Given exercise:
Quote every line of the items below verbatim, with no changes.

□ □ □ □ □

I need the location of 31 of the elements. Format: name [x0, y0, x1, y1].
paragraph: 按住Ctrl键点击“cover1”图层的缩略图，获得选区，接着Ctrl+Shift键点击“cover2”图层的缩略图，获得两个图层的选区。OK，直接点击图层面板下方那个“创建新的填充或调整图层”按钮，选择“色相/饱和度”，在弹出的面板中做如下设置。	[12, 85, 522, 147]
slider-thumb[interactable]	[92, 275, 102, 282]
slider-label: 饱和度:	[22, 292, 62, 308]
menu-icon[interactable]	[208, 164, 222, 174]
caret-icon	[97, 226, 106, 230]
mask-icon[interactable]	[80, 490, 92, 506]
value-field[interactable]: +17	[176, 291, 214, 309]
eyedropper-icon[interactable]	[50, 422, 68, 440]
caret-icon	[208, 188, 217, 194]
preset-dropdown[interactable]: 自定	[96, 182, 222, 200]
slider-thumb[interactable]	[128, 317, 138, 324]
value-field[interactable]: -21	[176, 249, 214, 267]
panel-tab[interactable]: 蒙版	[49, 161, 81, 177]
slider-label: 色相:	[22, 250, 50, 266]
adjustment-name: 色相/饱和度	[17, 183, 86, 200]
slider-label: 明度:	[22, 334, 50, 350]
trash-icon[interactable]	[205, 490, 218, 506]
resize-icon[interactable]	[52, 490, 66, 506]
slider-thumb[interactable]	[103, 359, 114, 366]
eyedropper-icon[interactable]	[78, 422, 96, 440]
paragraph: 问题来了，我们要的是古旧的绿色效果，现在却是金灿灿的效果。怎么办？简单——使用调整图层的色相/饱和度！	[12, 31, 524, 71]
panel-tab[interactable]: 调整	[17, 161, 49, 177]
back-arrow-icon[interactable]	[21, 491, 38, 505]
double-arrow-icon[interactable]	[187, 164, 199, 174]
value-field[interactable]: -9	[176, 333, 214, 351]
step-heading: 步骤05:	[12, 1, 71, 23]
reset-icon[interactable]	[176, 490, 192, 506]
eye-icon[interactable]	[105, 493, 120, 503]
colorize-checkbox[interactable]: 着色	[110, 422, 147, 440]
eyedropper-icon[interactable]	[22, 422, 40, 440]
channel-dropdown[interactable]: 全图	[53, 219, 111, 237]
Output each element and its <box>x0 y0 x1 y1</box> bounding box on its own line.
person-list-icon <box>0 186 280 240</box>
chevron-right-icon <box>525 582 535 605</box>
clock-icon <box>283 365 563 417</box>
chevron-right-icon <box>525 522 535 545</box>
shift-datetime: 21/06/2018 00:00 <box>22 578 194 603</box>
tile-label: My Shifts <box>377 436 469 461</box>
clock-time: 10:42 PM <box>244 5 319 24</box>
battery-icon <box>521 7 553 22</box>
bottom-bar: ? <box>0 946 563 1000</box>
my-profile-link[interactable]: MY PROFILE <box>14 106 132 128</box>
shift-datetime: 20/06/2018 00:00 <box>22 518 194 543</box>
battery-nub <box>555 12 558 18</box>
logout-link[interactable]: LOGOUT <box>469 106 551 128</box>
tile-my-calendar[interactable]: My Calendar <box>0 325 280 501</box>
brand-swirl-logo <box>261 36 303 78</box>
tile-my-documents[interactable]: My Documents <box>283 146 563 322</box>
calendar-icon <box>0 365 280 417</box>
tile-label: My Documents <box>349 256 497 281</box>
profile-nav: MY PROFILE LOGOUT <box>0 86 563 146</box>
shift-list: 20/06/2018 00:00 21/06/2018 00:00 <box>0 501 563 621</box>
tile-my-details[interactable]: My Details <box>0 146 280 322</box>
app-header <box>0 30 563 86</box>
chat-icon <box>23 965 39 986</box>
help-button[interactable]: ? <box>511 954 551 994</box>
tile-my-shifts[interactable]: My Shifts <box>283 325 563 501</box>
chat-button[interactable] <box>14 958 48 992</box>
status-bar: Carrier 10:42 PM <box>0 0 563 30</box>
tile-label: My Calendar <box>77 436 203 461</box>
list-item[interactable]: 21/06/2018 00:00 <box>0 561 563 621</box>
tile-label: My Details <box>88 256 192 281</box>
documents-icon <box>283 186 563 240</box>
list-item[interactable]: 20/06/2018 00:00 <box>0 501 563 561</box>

□ □ □ □ □

Full answer:
I need the location of 31 of the elements. Format: name [x0, y0, x1, y1].
paragraph: 按住Ctrl键点击“cover1”图层的缩略图，获得选区，接着Ctrl+Shift键点击“cover2”图层的缩略图，获得两个图层的选区。OK，直接点击图层面板下方那个“创建新的填充或调整图层”按钮，选择“色相/饱和度”，在弹出的面板中做如下设置。	[12, 85, 522, 147]
slider-thumb[interactable]	[92, 275, 102, 282]
slider-label: 饱和度:	[22, 292, 62, 308]
menu-icon[interactable]	[208, 164, 222, 174]
caret-icon	[97, 226, 106, 230]
mask-icon[interactable]	[80, 490, 92, 506]
value-field[interactable]: +17	[176, 291, 214, 309]
eyedropper-icon[interactable]	[50, 422, 68, 440]
caret-icon	[208, 188, 217, 194]
preset-dropdown[interactable]: 自定	[96, 182, 222, 200]
slider-thumb[interactable]	[128, 317, 138, 324]
value-field[interactable]: -21	[176, 249, 214, 267]
panel-tab[interactable]: 蒙版	[49, 161, 81, 177]
slider-label: 色相:	[22, 250, 50, 266]
adjustment-name: 色相/饱和度	[17, 183, 86, 200]
slider-label: 明度:	[22, 334, 50, 350]
trash-icon[interactable]	[205, 490, 218, 506]
resize-icon[interactable]	[52, 490, 66, 506]
slider-thumb[interactable]	[103, 359, 114, 366]
eyedropper-icon[interactable]	[78, 422, 96, 440]
paragraph: 问题来了，我们要的是古旧的绿色效果，现在却是金灿灿的效果。怎么办？简单——使用调整图层的色相/饱和度！	[12, 31, 524, 71]
panel-tab[interactable]: 调整	[17, 161, 49, 177]
back-arrow-icon[interactable]	[21, 491, 38, 505]
double-arrow-icon[interactable]	[187, 164, 199, 174]
value-field[interactable]: -9	[176, 333, 214, 351]
step-heading: 步骤05:	[12, 1, 71, 23]
reset-icon[interactable]	[176, 490, 192, 506]
eye-icon[interactable]	[105, 493, 120, 503]
colorize-checkbox[interactable]: 着色	[110, 422, 147, 440]
eyedropper-icon[interactable]	[22, 422, 40, 440]
channel-dropdown[interactable]: 全图	[53, 219, 111, 237]
Output each element and its <box>x0 y0 x1 y1</box> bounding box on its own line.
person-list-icon <box>0 186 280 240</box>
chevron-right-icon <box>525 582 535 605</box>
clock-icon <box>283 365 563 417</box>
chevron-right-icon <box>525 522 535 545</box>
shift-datetime: 21/06/2018 00:00 <box>22 578 194 603</box>
tile-label: My Shifts <box>377 436 469 461</box>
clock-time: 10:42 PM <box>244 5 319 24</box>
battery-icon <box>521 7 553 22</box>
bottom-bar: ? <box>0 946 563 1000</box>
my-profile-link[interactable]: MY PROFILE <box>14 106 132 128</box>
shift-datetime: 20/06/2018 00:00 <box>22 518 194 543</box>
battery-nub <box>555 12 558 18</box>
logout-link[interactable]: LOGOUT <box>469 106 551 128</box>
tile-my-calendar[interactable]: My Calendar <box>0 325 280 501</box>
brand-swirl-logo <box>261 36 303 78</box>
tile-my-documents[interactable]: My Documents <box>283 146 563 322</box>
calendar-icon <box>0 365 280 417</box>
tile-label: My Documents <box>349 256 497 281</box>
profile-nav: MY PROFILE LOGOUT <box>0 86 563 146</box>
shift-list: 20/06/2018 00:00 21/06/2018 00:00 <box>0 501 563 621</box>
tile-my-details[interactable]: My Details <box>0 146 280 322</box>
app-header <box>0 30 563 86</box>
chat-icon <box>23 965 39 986</box>
help-button[interactable]: ? <box>511 954 551 994</box>
tile-my-shifts[interactable]: My Shifts <box>283 325 563 501</box>
chat-button[interactable] <box>14 958 48 992</box>
status-bar: Carrier 10:42 PM <box>0 0 563 30</box>
tile-label: My Calendar <box>77 436 203 461</box>
list-item[interactable]: 21/06/2018 00:00 <box>0 561 563 621</box>
tile-label: My Details <box>88 256 192 281</box>
documents-icon <box>283 186 563 240</box>
list-item[interactable]: 20/06/2018 00:00 <box>0 501 563 561</box>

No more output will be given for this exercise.